Monday, 24 June 2019

Quotations



“One can never successfully lie to a fiction writer, because we know all about making things up.”

William Trevor





"People are of immense importance but the relations between them are not."

E.M. Forster


"There's something about a 'varsity man that distinguishes him from a cad:





You can tell by his tie and blazer he's a 'varsity undergrad,





And you know that he's always ready and up to a bit of a lark,





With a toy balloon and a whistle and some cider after dark."


Sir John Betjeman





"Drugs are instead of people."

Eric Berne

1 comment:

  1. He that serves God for money will serve the Devil for better wages.

    Sir Roger L'Estrange

    What’s the best advice you’ve ever received?
    “That’s your problem”.

    Louis de Bernières

    "I realised that I had set so many of my novels and stories abroad, because custom had prevented me from seeing how exotic my own country is. Britain really is an immense lunatic asylum. That is one of the things that distinguishes us among the nations... We are rigid and formal in some ways, but we believe in the right to eccentricity, as long as the eccentricities are large enough... Woe betide you if you hold your knife incorrectly, but good luck to you if you wear a loincloth and live up a tree."

    Louis de Bernières

    Nothing can now be believed which is seen in a newspaper. Truth itself becomes suspicious by being put into that polluted vehicle. The real extent of this state of misinformation is known only to those who are in situations to confront facts within their knowledge with the lies of the day. I really look with commiseration over the great body of my fellow citizens, who, reading newspapers, live and die in the belief that they have known something of what has been passing in the world.

    Thomas Jefferson,
    Letter to John Norvell, June 14, 1807

    “A newspaper is a device for making the ignorant more ignorant and the crazy crazier.”

    H. L. Mencken

    I detect today a certain public skepticism when intellectuals stand up to preach to us, a growing tendency among ordinary people to dispute the right of academics, writers and philosophers, eminent though they may be, to tell us how to behave and conduct our affairs. The belief seems to be spreading that intellectuals are no wiser as mentors, or worthier as exemplars, than the witch doctors or priests of old. I share that skepticism. A dozen people picked at random on the street are at least as likely to offer sensible views on moral and political matters as a cross-section of the intelligentsia. But I would go further. One of the principal lessons of our tragic century, which has seen so many millions of innocent lives sacrificed in schemes to improve the lot of humanity, is—beware intellectuals. Not merely should they be kept away from the levers of power, they should also be objects of particular suspicion when they seek to offer collective advice.

§ Work to be completed
Write out the quotations page starting at "Nothing can now" and ending after "in the world.", swapping "polluted" for "tainted". Work only from the quotations page.

§ Data extracts
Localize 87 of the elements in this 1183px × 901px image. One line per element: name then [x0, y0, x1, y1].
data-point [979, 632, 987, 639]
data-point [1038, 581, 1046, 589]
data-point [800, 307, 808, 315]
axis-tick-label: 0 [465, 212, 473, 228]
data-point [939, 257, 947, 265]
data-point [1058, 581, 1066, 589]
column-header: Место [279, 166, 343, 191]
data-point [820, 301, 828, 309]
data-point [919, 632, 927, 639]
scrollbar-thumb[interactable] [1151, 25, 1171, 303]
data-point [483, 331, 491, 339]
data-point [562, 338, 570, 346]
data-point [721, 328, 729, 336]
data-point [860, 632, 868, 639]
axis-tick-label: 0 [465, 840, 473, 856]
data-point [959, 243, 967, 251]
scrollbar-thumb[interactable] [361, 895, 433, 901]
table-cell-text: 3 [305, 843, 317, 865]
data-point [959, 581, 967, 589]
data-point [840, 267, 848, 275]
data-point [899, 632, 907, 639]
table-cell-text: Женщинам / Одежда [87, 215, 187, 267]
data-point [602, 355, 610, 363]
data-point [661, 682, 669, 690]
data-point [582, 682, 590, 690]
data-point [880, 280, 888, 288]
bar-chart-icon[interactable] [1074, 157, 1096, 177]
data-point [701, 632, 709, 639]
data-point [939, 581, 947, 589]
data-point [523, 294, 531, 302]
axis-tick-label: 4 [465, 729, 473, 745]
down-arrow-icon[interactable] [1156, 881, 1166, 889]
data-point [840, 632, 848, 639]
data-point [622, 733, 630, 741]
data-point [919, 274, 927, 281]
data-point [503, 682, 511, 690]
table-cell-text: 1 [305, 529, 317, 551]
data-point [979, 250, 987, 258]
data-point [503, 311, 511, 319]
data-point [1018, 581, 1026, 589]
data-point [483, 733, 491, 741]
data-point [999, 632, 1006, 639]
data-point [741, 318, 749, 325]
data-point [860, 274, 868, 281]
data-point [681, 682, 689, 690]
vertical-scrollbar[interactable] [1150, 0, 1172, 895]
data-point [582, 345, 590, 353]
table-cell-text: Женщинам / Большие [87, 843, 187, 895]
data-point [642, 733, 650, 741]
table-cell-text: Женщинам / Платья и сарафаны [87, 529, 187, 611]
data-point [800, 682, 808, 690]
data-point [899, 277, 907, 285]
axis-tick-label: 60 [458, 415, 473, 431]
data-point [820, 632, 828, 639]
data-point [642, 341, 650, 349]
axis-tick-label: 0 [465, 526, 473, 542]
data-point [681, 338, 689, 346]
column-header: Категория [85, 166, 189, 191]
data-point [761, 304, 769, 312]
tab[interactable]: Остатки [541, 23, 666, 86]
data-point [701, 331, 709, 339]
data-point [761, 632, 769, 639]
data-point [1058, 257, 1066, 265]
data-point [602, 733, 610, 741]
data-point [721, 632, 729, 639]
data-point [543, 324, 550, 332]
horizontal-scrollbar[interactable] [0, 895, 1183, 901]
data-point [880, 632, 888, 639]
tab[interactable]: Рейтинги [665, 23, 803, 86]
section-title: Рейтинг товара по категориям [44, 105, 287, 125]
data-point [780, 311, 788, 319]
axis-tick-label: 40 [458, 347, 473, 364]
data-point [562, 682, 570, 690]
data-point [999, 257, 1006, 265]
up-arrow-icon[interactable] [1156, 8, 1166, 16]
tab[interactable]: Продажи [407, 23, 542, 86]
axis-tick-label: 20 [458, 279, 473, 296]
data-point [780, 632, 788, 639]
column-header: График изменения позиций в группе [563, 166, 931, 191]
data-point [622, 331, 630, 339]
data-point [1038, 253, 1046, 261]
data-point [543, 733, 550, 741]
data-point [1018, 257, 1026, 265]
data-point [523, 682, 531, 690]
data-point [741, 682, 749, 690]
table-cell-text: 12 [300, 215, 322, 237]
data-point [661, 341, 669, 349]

§ Exercise answer
Nothing can now be believed which is seen in a newspaper. Truth itself becomes suspicious by being put into that tainted vehicle. The real extent of this state of misinformation is known only to those who are in situations to confront facts within their knowledge with the lies of the day. I really look with commiseration over the great body of my fellow citizens, who, reading newspapers, live and die in the belief that they have known something of what has been passing in the world.